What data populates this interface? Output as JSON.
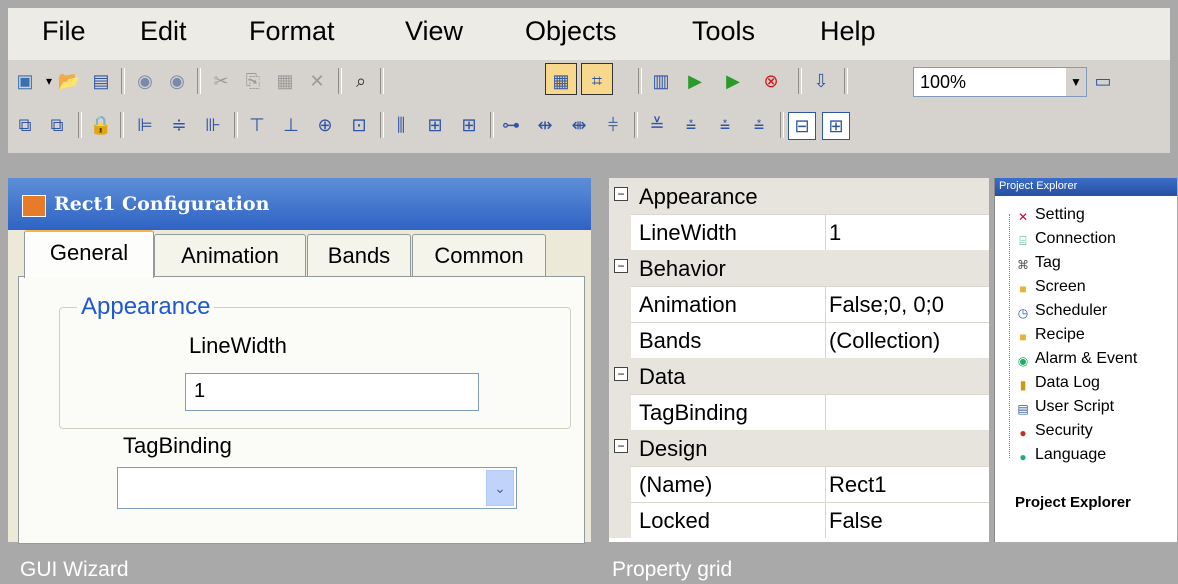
{
  "menubar": {
    "items": [
      "File",
      "Edit",
      "Format",
      "View",
      "Objects",
      "Tools",
      "Help"
    ]
  },
  "toolbar1": {
    "zoom_value": "100%"
  },
  "wizard": {
    "title": "Rect1 Configuration",
    "tabs": [
      "General",
      "Animation",
      "Bands",
      "Common"
    ],
    "active_tab": "General",
    "groupbox_label": "Appearance",
    "linewidth_label": "LineWidth",
    "linewidth_value": "1",
    "tagbinding_label": "TagBinding",
    "tagbinding_value": "",
    "caption": "GUI Wizard"
  },
  "property_grid": {
    "caption": "Property grid",
    "rows": [
      {
        "type": "category",
        "name": "Appearance"
      },
      {
        "type": "property",
        "name": "LineWidth",
        "value": "1"
      },
      {
        "type": "category",
        "name": "Behavior"
      },
      {
        "type": "property",
        "name": "Animation",
        "value": "False;0, 0;0"
      },
      {
        "type": "property",
        "name": "Bands",
        "value": "(Collection)"
      },
      {
        "type": "category",
        "name": "Data"
      },
      {
        "type": "property",
        "name": "TagBinding",
        "value": ""
      },
      {
        "type": "category",
        "name": "Design"
      },
      {
        "type": "property",
        "name": "(Name)",
        "value": "Rect1"
      },
      {
        "type": "property",
        "name": "Locked",
        "value": "False"
      }
    ]
  },
  "project_explorer": {
    "title": "Project Explorer",
    "items": [
      {
        "label": "Setting",
        "icon": "setting-icon"
      },
      {
        "label": "Connection",
        "icon": "connection-icon"
      },
      {
        "label": "Tag",
        "icon": "tag-icon"
      },
      {
        "label": "Screen",
        "icon": "folder-icon"
      },
      {
        "label": "Scheduler",
        "icon": "scheduler-icon"
      },
      {
        "label": "Recipe",
        "icon": "folder-icon"
      },
      {
        "label": "Alarm & Event",
        "icon": "alarm-icon"
      },
      {
        "label": "Data Log",
        "icon": "datalog-icon"
      },
      {
        "label": "User Script",
        "icon": "script-icon"
      },
      {
        "label": "Security",
        "icon": "security-icon"
      },
      {
        "label": "Language",
        "icon": "language-icon"
      }
    ],
    "footer": "Project Explorer"
  }
}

# What the exercise asks
Reply with only the number of lines in the entries that contain the word "caption".

# Output for this exercise
2